:: Problem description ::
Which lines of the records contain "长期稳定性"? Collect every one of them.

-- START OF Entries provided --

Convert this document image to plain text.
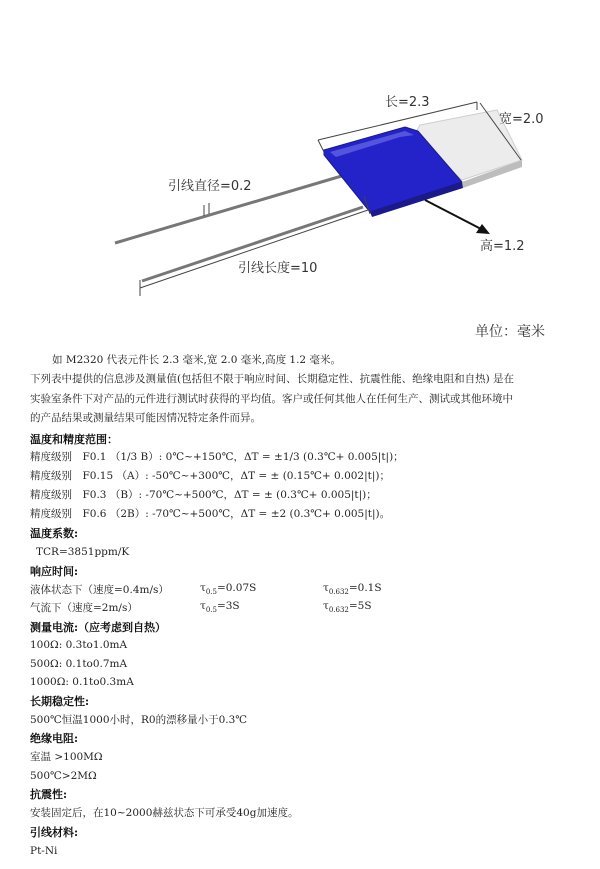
长=2.3
宽=2.0
高=1.2
引线直径=0.2
引线长度=10
单位：毫米
如 M2320 代表元件长 2.3 毫米,宽 2.0 毫米,高度 1.2 毫米。
下列表中提供的信息涉及测量值(包括但不限于响应时间、长期稳定性、抗震性能、绝缘电阻和自热) 是在
实验室条件下对产品的元件进行测试时获得的平均值。客户或任何其他人在任何生产、测试或其他环境中
的产品结果或测量结果可能因情况特定条件而异。
温度和精度范围：
精度级别　F0.1 （1/3 B）: 0℃~+150℃，ΔT = ±1/3 (0.3℃+ 0.005|t|)；
精度级别　F0.15 （A）: -50℃~+300℃，ΔT = ± (0.15℃+ 0.002|t|)；
精度级别　F0.3 （B）: -70℃~+500℃，ΔT = ± (0.3℃+ 0.005|t|)；
精度级别　F0.6 （2B）: -70℃~+500℃，ΔT = ±2 (0.3℃+ 0.005|t|)。
温度系数:
TCR=3851ppm/K
响应时间:
液体状态下（速度=0.4m/s）	$\tau_{0.5}=0.07S$	$\tau_{0.632}=0.1S$
气流下（速度=2m/s）	$\tau_{0.5}=3S$	$\tau_{0.632}=5S$
测量电流:（应考虑到自热）
100Ω: 0.3to1.0mA
500Ω: 0.1to0.7mA
1000Ω: 0.1to0.3mA
长期稳定性:
500℃恒温1000小时，R0的漂移量小于0.3℃
绝缘电阻:
室温 >100MΩ
500℃>2MΩ
抗震性:
安装固定后，在10~2000赫兹状态下可承受40g加速度。
引线材料:
Pt-Ni
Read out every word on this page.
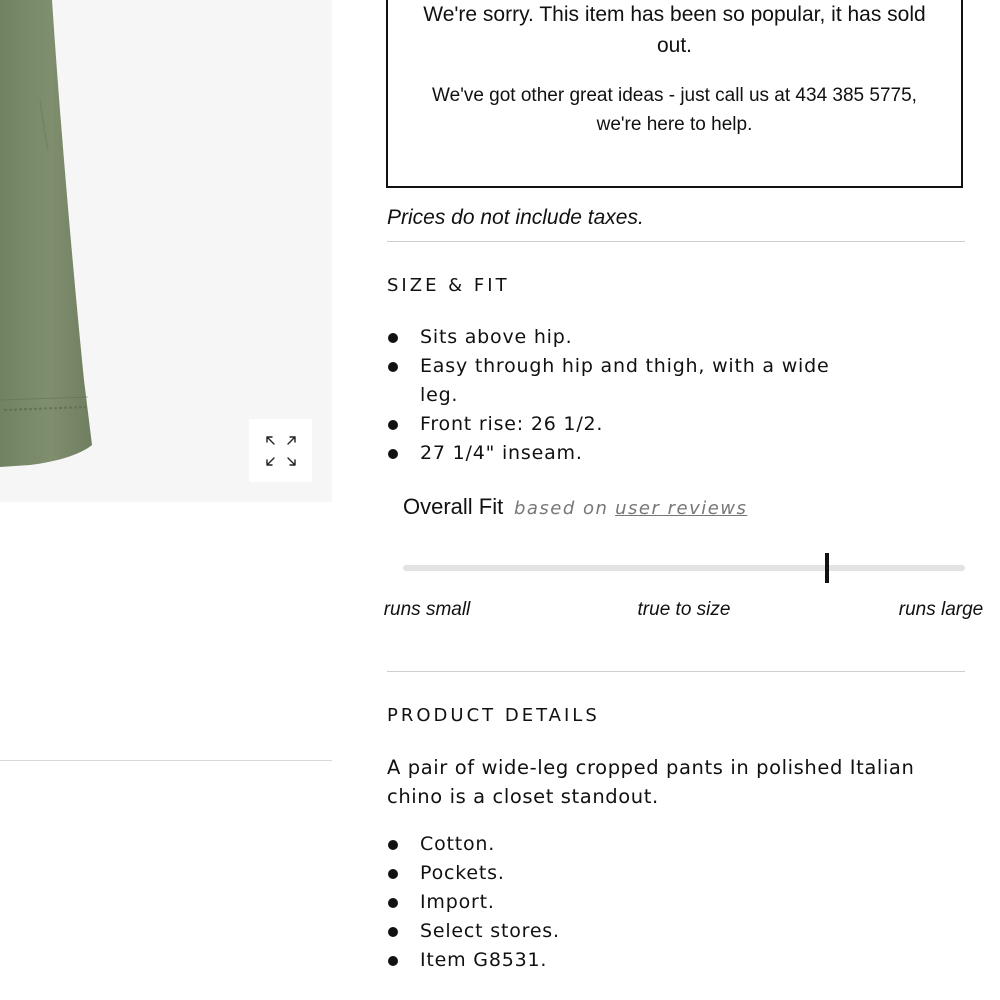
We're sorry. This item has been so popular, it has sold out.
We've got other great ideas - just call us at 434 385 5775, we're here to help.
Prices do not include taxes.
SIZE & FIT
Sits above hip.
Easy through hip and thigh, with a wide leg.
Front rise: 26 1/2.
27 1/4" inseam.
Overall Fit based on user reviews
runs small	true to size	runs large
PRODUCT DETAILS
A pair of wide-leg cropped pants in polished Italian chino is a closet standout.
Cotton.
Pockets.
Import.
Select stores.
Item G8531.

-- END OF Entries provided --

:: The output ::
下列表中提供的信息涉及测量值(包括但不限于响应时间、长期稳定性、抗震性能、绝缘电阻和自热) 是在
长期稳定性:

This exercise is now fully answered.